TEXTAUSSCHNITT>
----------

Dresdner Elbhang

Ein kulturhistorischer Spaziergang über das Blaue Wunder nach Loschwitz

Künstler in ihrem Gehäuse

Bevor wir in Richtung Pillnitz wandern (keine Angst, so weit soll es nicht gehen), schauen wir noch einmal zurück über die Elbe. Hierhin, ein paar Kilometer vor die Stadt, sind schon um 1650 Dresdner Künstler geflüchtet, die eine Klause fern von Lärm, Geschäftigkeit und Enge suchten. Den Weinberg von Hofjuwelier Dinglinger kann man von unserem Standort aus nicht sehen, er liegt jenseits der Elbquerung, aber die Anlage gibt es noch. Auch Baumeister Klengel zog es hierher, Ludwig Richter und, mit einem traurigen Ausgang, Gerhard von Kügelgen.

----------

AUFGABENSTELLUNG>
a. Gib aus dem Text über den Dresdner Elbhang wortgetreu die Stelle wieder, die mit den Worten „Dresdner Elbhang“ beginnt und mit „Gerhard von Kügelgen.“ schließt.
b. Führe den Text über den Spaziergang am Dresdner Elbhang weiter, beginnend nach seinem letzten Satz.
Für die Bearbeitung werden die Daten nicht gebraucht.

----------

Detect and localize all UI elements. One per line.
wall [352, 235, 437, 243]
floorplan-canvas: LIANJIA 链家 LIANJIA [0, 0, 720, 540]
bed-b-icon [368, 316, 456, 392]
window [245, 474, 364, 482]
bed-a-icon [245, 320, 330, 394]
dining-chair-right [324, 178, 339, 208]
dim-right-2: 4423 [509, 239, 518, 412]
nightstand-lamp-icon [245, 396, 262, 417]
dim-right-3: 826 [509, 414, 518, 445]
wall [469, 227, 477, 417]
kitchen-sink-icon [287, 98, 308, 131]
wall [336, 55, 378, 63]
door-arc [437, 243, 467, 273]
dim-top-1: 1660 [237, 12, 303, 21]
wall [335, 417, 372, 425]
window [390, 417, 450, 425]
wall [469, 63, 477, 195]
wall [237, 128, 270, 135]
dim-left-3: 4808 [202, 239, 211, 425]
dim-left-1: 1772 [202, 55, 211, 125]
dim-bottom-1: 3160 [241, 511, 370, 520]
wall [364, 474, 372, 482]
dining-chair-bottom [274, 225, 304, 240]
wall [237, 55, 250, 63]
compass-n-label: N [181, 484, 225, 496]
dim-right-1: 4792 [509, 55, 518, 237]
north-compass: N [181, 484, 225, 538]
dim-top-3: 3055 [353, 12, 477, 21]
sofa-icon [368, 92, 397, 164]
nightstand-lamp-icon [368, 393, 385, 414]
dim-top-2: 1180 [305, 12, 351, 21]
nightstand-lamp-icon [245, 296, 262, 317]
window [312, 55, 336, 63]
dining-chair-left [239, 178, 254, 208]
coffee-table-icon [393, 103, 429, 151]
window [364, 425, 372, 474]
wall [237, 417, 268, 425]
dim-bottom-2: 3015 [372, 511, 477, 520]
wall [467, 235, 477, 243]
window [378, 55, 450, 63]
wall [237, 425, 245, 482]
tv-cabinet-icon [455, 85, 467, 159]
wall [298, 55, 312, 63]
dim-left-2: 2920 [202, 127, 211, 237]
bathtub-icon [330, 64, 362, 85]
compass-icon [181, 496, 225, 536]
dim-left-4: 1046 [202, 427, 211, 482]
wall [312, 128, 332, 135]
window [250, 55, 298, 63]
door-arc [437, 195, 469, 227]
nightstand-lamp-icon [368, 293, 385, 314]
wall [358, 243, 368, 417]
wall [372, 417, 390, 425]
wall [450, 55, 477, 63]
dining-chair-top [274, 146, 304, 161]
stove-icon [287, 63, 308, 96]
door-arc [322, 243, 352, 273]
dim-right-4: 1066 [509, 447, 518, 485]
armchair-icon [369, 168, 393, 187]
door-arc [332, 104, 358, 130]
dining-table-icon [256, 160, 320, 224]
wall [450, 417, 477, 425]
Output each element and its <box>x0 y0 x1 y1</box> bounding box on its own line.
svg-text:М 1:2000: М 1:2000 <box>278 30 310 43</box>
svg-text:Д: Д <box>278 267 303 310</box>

----------

LÖSUNGEN>
a.
Dresdner Elbhang

Ein kulturhistorischer Spaziergang über das Blaue Wunder nach Loschwitz

Künstler in ihrem Gehäuse

Bevor wir in Richtung Pillnitz wandern (keine Angst, so weit soll es nicht gehen), schauen wir noch einmal zurück über die Elbe. Hierhin, ein paar Kilometer vor die Stadt, sind schon um 1650 Dresdner Künstler geflüchtet, die eine Klause fern von Lärm, Geschäftigkeit und Enge suchten. Den Weinberg von Hofjuwelier Dinglinger kann man von unserem Standort aus nicht sehen, er liegt jenseits der Elbquerung, aber die Anlage gibt es noch. Auch Baumeister Klengel zog es hierher, Ludwig Richter und, mit einem traurigen Ausgang, Gerhard von Kügelgen.

b.
Doch lassen wir den Körnerplatz hinter uns, passieren die Calberlastraße und das Hegenbarth-Archiv und gehen unverdrossen weiter. Das Künstlerhaus leuchtet uns schon entgegen, strahlend gelb in einem eigenwilligen Stilmix, der seinerzeit etwas Aufregung an den Elbhang brachte. Konzipiert und gebaut vom Dresdner Architekten Martin Pietzsch, kombiniert es großzügige Ateliers mit zusätzlichem Wohnraum und wurde, man staunt heute, bereits nach einem reichlichen Jahr fertiggestellt. Dieses einzigartige Projekt bot und bietet vielen Künstlern Atelier und Wohnstatt, preiswert und ruhig gelegen. Oskar Zwintscher lebte hier, Sascha Schneider und, nachdem 1945 sein Atelier zerstört worden war, auch der für Dresden so wichtige Hermann Glöckner. Über die Straße hinüber zum Fluss kann man den Loschwitzer Friedhof sehen, wo viele derjenigen, die den Elbhang geprägt haben, nun liegen, manche auch aus dem Künstlerhaus.

Hier endet unser Spaziergang, vielleicht setzt man sich noch ein wenig ans Ufer oder sucht sich ein Glas Wein auf dem Weg zurück in die Stadt. Und kommt, für einen der vielen anderen Spaziergänge durch die Hügel, bald einmal wieder.